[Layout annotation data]

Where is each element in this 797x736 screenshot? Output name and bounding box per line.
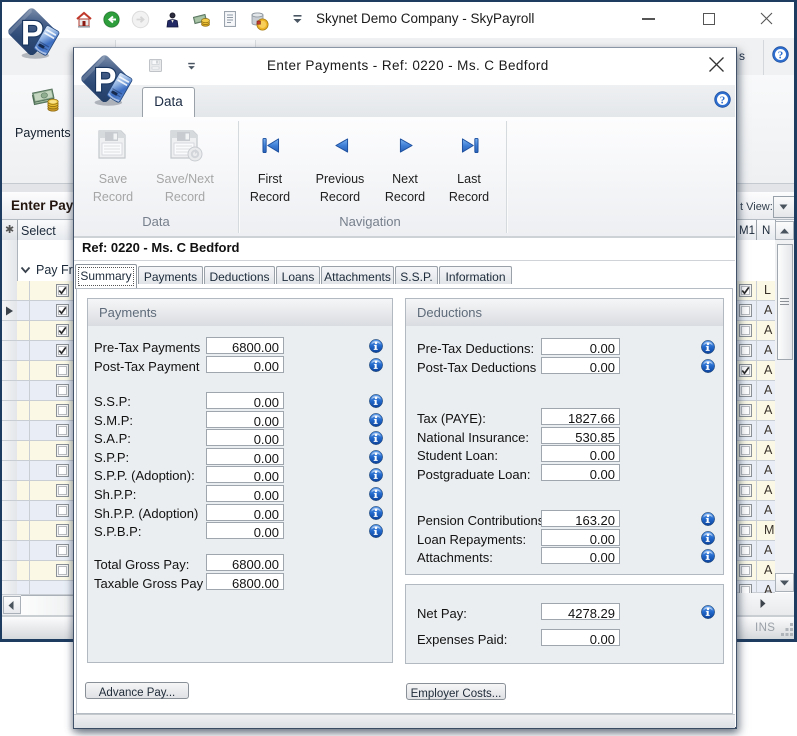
svg-text:P: P: [21, 15, 44, 53]
svg-text:P: P: [94, 62, 117, 100]
svg-text:?: ?: [778, 50, 784, 62]
svg-text:?: ?: [720, 95, 726, 107]
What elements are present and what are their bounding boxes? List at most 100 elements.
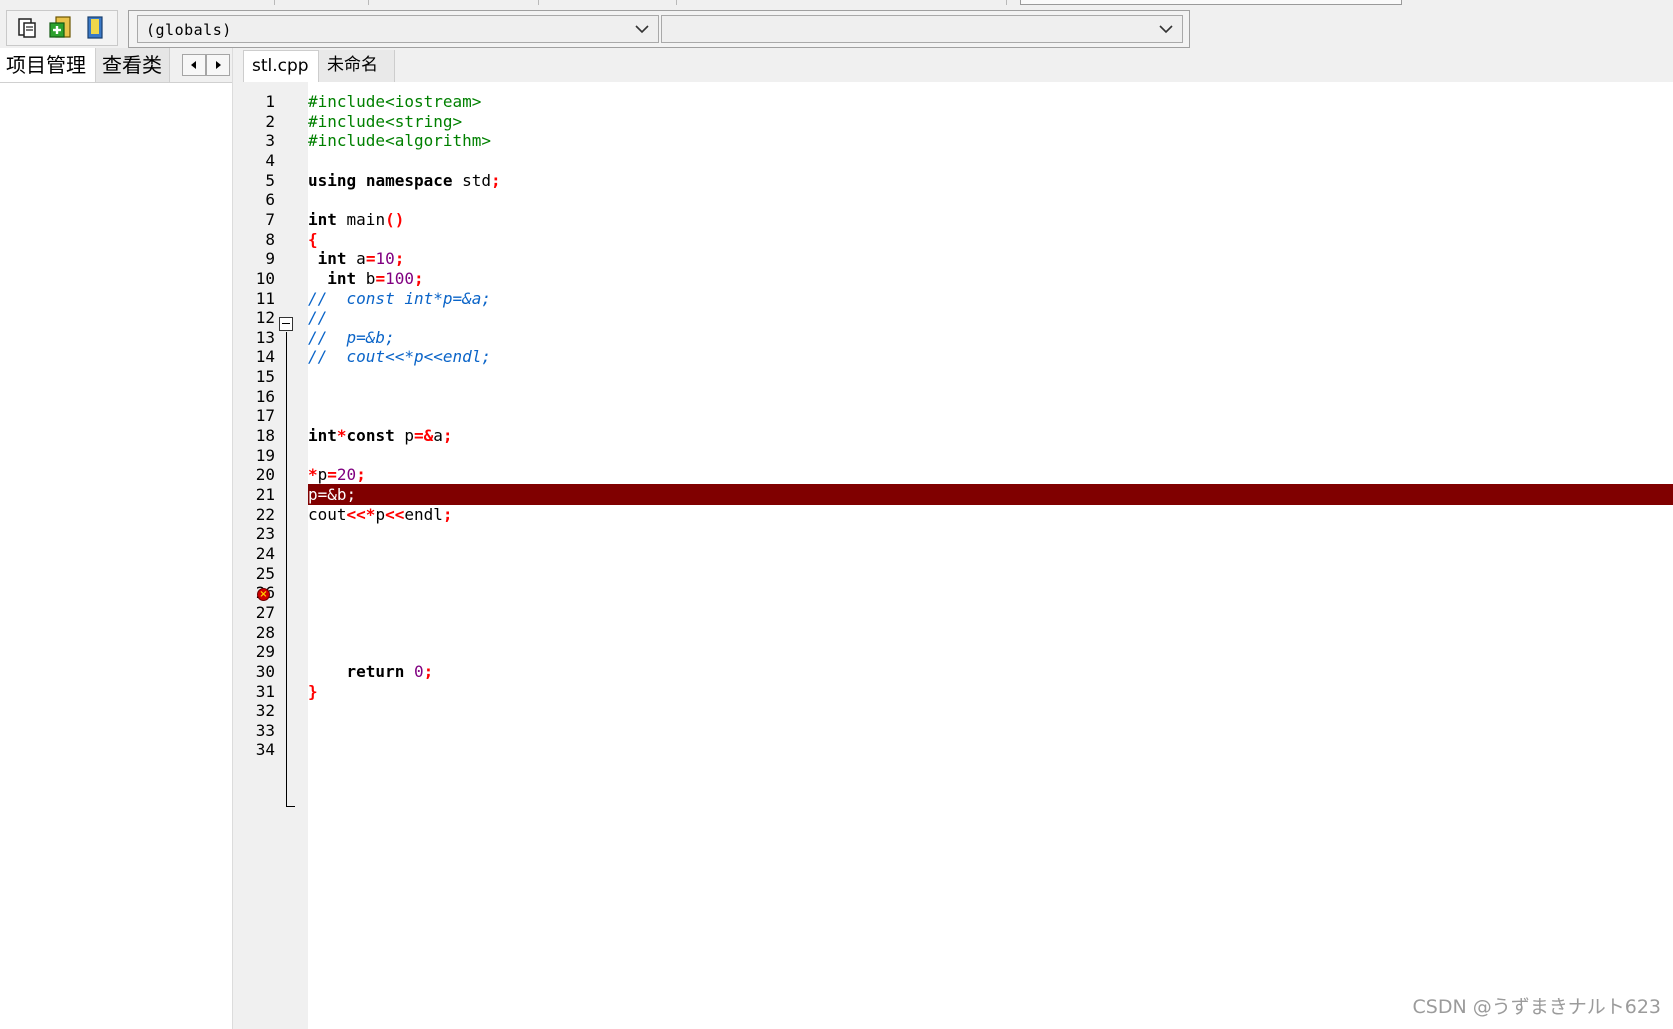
- code-line[interactable]: }: [308, 681, 1673, 702]
- line-number: 4: [265, 150, 275, 170]
- code-token: ;: [491, 170, 501, 190]
- line-number: 1: [265, 92, 275, 111]
- code-token: =: [327, 465, 337, 485]
- code-line[interactable]: [308, 720, 1673, 741]
- member-combo[interactable]: [661, 15, 1183, 43]
- code-line[interactable]: int a=10;: [308, 248, 1673, 269]
- line-number: 6: [265, 190, 275, 210]
- code-line[interactable]: [308, 150, 1673, 171]
- line-number: 30: [255, 661, 275, 681]
- code-line[interactable]: {: [308, 229, 1673, 250]
- left-panel: 项目管理 查看类: [0, 48, 233, 1029]
- code-token: (): [385, 209, 405, 229]
- window-icon: [18, 18, 36, 38]
- window-icon-button[interactable]: [13, 14, 41, 42]
- line-number: 23: [255, 524, 275, 544]
- line-number: 12: [255, 308, 275, 328]
- bookmark-icon: [87, 16, 103, 39]
- code-token: =: [365, 249, 376, 269]
- code-line[interactable]: [308, 386, 1673, 407]
- code-token: int: [308, 426, 337, 446]
- code-token: 10: [375, 249, 395, 269]
- line-number: 33: [255, 720, 275, 740]
- tab-project-manager[interactable]: 项目管理: [0, 48, 96, 82]
- code-line[interactable]: [308, 582, 1673, 603]
- code-token: endl: [404, 504, 443, 524]
- code-line[interactable]: [308, 189, 1673, 210]
- scope-combo[interactable]: (globals): [137, 15, 659, 43]
- add-green-icon: [49, 16, 71, 38]
- bookmark-button[interactable]: [81, 14, 109, 42]
- line-number: 20: [255, 465, 275, 485]
- code-line[interactable]: #include<string>: [308, 111, 1673, 132]
- add-file-button[interactable]: [47, 14, 75, 42]
- code-line[interactable]: cout<<*p<<endl;: [308, 504, 1673, 525]
- code-line[interactable]: int main(): [308, 209, 1673, 230]
- code-line[interactable]: #include<algorithm>: [308, 130, 1673, 151]
- top-segment: [368, 0, 539, 5]
- code-token: using: [308, 170, 357, 190]
- tab-class-view[interactable]: 查看类: [96, 48, 170, 82]
- code-line[interactable]: // const int*p=&a;: [308, 288, 1673, 309]
- fold-collapse-icon[interactable]: [279, 317, 293, 331]
- code-line[interactable]: using namespace std;: [308, 170, 1673, 191]
- code-line[interactable]: *p=20;: [308, 464, 1673, 485]
- code-token: #include<string>: [308, 111, 463, 131]
- code-token: cout: [308, 504, 347, 524]
- line-number: 22: [255, 504, 275, 524]
- tab-stl-cpp[interactable]: stl.cpp: [243, 50, 319, 82]
- triangle-right-icon: [216, 61, 221, 69]
- line-number: 21: [255, 485, 275, 504]
- code-line[interactable]: [308, 405, 1673, 426]
- line-number: 31: [255, 681, 275, 701]
- code-line[interactable]: int b=100;: [308, 268, 1673, 289]
- tab-scroll-right-button[interactable]: [206, 54, 230, 76]
- code-line[interactable]: // cout<<*p<<endl;: [308, 346, 1673, 367]
- error-breakpoint-icon[interactable]: ×: [257, 588, 270, 601]
- tab-unnamed-2[interactable]: 未命名2: [319, 50, 395, 105]
- line-number: 29: [255, 642, 275, 662]
- tab-scroll-left-button[interactable]: [182, 54, 206, 76]
- code-token: ;: [394, 249, 405, 269]
- code-token: int: [308, 209, 337, 229]
- line-number: 7: [265, 209, 275, 229]
- code-line[interactable]: #include<iostream>: [308, 91, 1673, 112]
- code-line[interactable]: [308, 366, 1673, 387]
- code-line[interactable]: //: [308, 307, 1673, 328]
- watermark: CSDN @うずまきナルト623: [1412, 996, 1661, 1018]
- code-line[interactable]: [308, 700, 1673, 721]
- code-line[interactable]: int*const p=&a;: [308, 425, 1673, 446]
- code-line[interactable]: return 0;: [308, 661, 1673, 682]
- code-token: <<*: [346, 504, 376, 524]
- code-line[interactable]: [308, 445, 1673, 466]
- code-line[interactable]: [308, 523, 1673, 544]
- code-token: *: [308, 465, 318, 485]
- code-token: a: [433, 426, 443, 446]
- code-line[interactable]: [308, 563, 1673, 584]
- line-number: 27: [255, 602, 275, 622]
- line-number: 34: [255, 740, 275, 760]
- code-token: }: [308, 681, 318, 701]
- code-line[interactable]: [308, 739, 1673, 760]
- triangle-left-icon: [191, 61, 196, 69]
- code-line[interactable]: [308, 602, 1673, 623]
- highlighted-code-line[interactable]: p=&b;: [308, 484, 1673, 505]
- code-editor[interactable]: #include<iostream> #include<string> #inclu…: [308, 82, 1673, 1029]
- code-line[interactable]: [308, 622, 1673, 643]
- code-token: int: [327, 268, 357, 288]
- code-token: 100: [385, 268, 414, 288]
- line-number: 16: [255, 386, 275, 406]
- code-token: //: [308, 308, 328, 328]
- code-token: ;: [413, 268, 424, 288]
- code-token: std: [452, 170, 492, 190]
- code-line[interactable]: [308, 641, 1673, 662]
- code-token: ;: [423, 661, 434, 681]
- code-line[interactable]: [308, 543, 1673, 564]
- line-number: 5: [265, 170, 275, 190]
- line-number: 2: [265, 111, 275, 131]
- line-number-gutter[interactable]: 1 2 3 4 5 6 7 8 9 10 11 12 13 14 15 16 17 18 19 20 21 22 23 24 2…: [243, 82, 308, 1029]
- code-line[interactable]: // p=&b;: [308, 327, 1673, 348]
- chevron-down-icon: [635, 25, 649, 34]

* [What to work on]:
Convert the records above into a JSON list of strings with one string per line and no blank lines, covering all of the records. Omit the picture placeholders from the list.

* [Result of the task]:
[
  "Where is each element in this 797x736 screenshot? Output name and bounding box per line.",
  "svg-text:P: P: [21, 15, 44, 53]",
  "svg-text:P: P: [94, 62, 117, 100]",
  "svg-text:?: ?: [778, 50, 784, 62]",
  "svg-text:?: ?: [720, 95, 726, 107]",
  "What elements are present and what are their bounding boxes? List at most 100 elements.",
  "- code-line[interactable]: }: [308, 681, 1673, 702]",
  "- line-number: 4: [265, 150, 275, 170]",
  "- code-token: ;: [491, 170, 501, 190]",
  "- line-number: 1: [265, 92, 275, 111]",
  "- code-token: =: [327, 465, 337, 485]",
  "- code-line[interactable]: [308, 720, 1673, 741]",
  "- member-combo[interactable]: [661, 15, 1183, 43]",
  "- code-line[interactable]: int a=10;: [308, 248, 1673, 269]",
  "- line-number: 6: [265, 190, 275, 210]",
  "- code-line[interactable]: [308, 150, 1673, 171]",
  "- line-number: 30: [255, 661, 275, 681]",
  "- code-line[interactable]: {: [308, 229, 1673, 250]",
  "- left-panel: 项目管理 查看类: [0, 48, 233, 1029]",
  "- code-token: (): [385, 209, 405, 229]",
  "- window-icon: [18, 18, 36, 38]",
  "- window-icon-button[interactable]: [13, 14, 41, 42]",
  "- line-number: 23: [255, 524, 275, 544]",
  "- line-number: 12: [255, 308, 275, 328]",
  "- bookmark-icon: [87, 16, 103, 39]",
  "- code-token: =: [365, 249, 376, 269]",
  "- code-line[interactable]: [308, 386, 1673, 407]",
  "- code-token: int: [308, 426, 337, 446]",
  "- code-token: 10: [375, 249, 395, 269]",
  "- line-number: 33: [255, 720, 275, 740]",
  "- tab-project-manager[interactable]: 项目管理: [0, 48, 96, 82]",
  "- code-line[interactable]: [308, 582, 1673, 603]",
  "- code-token: endl: [404, 504, 443, 524]",
  "- code-line[interactable]: [308, 189, 1673, 210]",
  "- scope-combo[interactable]: (globals): [137, 15, 659, 43]",
  "- add-green-icon: [49, 16, 71, 38]",
  "- bookmark-button[interactable]: [81, 14, 109, 42]",
  "- line-number: 20: [255, 465, 275, 485]",
  "- code-line[interactable]: #include<string>: [308, 111, 1673, 132]",
  "- add-file-button[interactable]: [47, 14, 75, 42]",
  "- code-line[interactable]: cout<<*p<<endl;: [308, 504, 1673, 525]",
  "- code-line[interactable]: int main(): [308, 209, 1673, 230]",
  "- code-line[interactable]: #include<algorithm>: [308, 130, 1673, 151]",
  "- top-segment: [368, 0, 539, 5]",
  "- code-token: using: [308, 170, 357, 190]",
  "- tab-class-view[interactable]: 查看类: [96, 48, 170, 82]",
  "- code-line[interactable]: // const int*p=&a;: [308, 288, 1673, 309]",
  "- fold-collapse-icon[interactable]: [279, 317, 293, 331]",
  "- code-line[interactable]: using namespace std;: [308, 170, 1673, 191]",
  "- code-line[interactable]: *p=20;: [308, 464, 1673, 485]",
  "- code-token: #include<string>: [308, 111, 463, 131]",
  "- code-token: cout: [308, 504, 347, 524]",
  "- line-number: 22: [255, 504, 275, 524]",
  "- tab-stl-cpp[interactable]: stl.cpp: [243, 50, 319, 82]",
  "- triangle-right-icon: [216, 61, 221, 69]",
  "- line-number: 21: [255, 485, 275, 504]",
  "- code-line[interactable]: [308, 405, 1673, 426]",
  "- line-number: 31: [255, 681, 275, 701]",
  "- code-line[interactable]: int b=100;: [308, 268, 1673, 289]",
  "- tab-scroll-right-button[interactable]: [206, 54, 230, 76]",
  "- code-line[interactable]: // cout<<*p<<endl;: [308, 346, 1673, 367]",
  "- error-breakpoint-icon[interactable]: ×: [257, 588, 270, 601]",
  "- tab-unnamed-2[interactable]: 未命名2: [319, 50, 395, 105]",
  "- line-number: 29: [255, 642, 275, 662]",
  "- tab-scroll-left-button[interactable]: [182, 54, 206, 76]",
  "- code-token: ;: [394, 249, 405, 269]",
  "- code-token: int: [308, 209, 337, 229]",
  "- line-number: 7: [265, 209, 275, 229]",
  "- code-line[interactable]: #include<iostream>: [308, 91, 1673, 112]",
  "- code-line[interactable]: [308, 366, 1673, 387]",
  "- code-line[interactable]: //: [308, 307, 1673, 328]",
  "- watermark: CSDN @うずまきナルト623: [1412, 996, 1661, 1018]",
  "- code-line[interactable]: [308, 700, 1673, 721]",
  "- code-line[interactable]: int*const p=&a;: [308, 425, 1673, 446]",
  "- code-line[interactable]: return 0;: [308, 661, 1673, 682]",
  "- code-token: <<*: [346, 504, 376, 524]",
  "- code-line[interactable]: [308, 445, 1673, 466]",
  "- code-line[interactable]: [308, 523, 1673, 544]",
  "- code-token: *: [308, 465, 318, 485]",
  "- code-token: a: [433, 426, 443, 446]",
  "- code-line[interactable]: [308, 563, 1673, 584]",
  "- line-number: 27: [255, 602, 275, 622]",
  "- line-number: 34: [255, 740, 275, 760]",
  "- code-token: }: [308, 681, 318, 701]",
  "- code-line[interactable]: [308, 739, 1673, 760]",
  "- triangle-left-icon: [191, 61, 196, 69]",
  "- code-line[interactable]: [308, 602, 1673, 623]",
  "- highlighted-code-line[interactable]: p=&b;: [308, 484, 1673, 505]",
  "- code-editor[interactable]: #include<iostream> #include<string> #inclu…: [308, 82, 1673, 1029]",
  "- code-line[interactable]: [308, 622, 1673, 643]",
  "- code-token: int: [327, 268, 357, 288]",
  "- code-token: 100: [385, 268, 414, 288]",
  "- line-number: 16: [255, 386, 275, 406]",
  "- code-token: //: [308, 308, 328, 328]",
  "- code-token: ;: [413, 268, 424, 288]",
  "- code-token: std: [452, 170, 492, 190]",
  "- code-line[interactable]: [308, 641, 1673, 662]",
  "- code-token: ;: [423, 661, 434, 681]",
  "- code-line[interactable]: [308, 543, 1673, 564]",
  "- line-number: 5: [265, 170, 275, 190]",
  "- line-number: 2: [265, 111, 275, 131]",
  "- line-number-gutter[interactable]: 1 2 3 4 5 6 7 8 9 10 11 12 13 14 15 16 17 18 19 20 21 22 23 24 2…: [243, 82, 308, 1029]",
  "- code-line[interactable]: // p=&b;: [308, 327, 1673, 348]",
  "- chevron-down-icon: [635, 25, 649, 34]"
]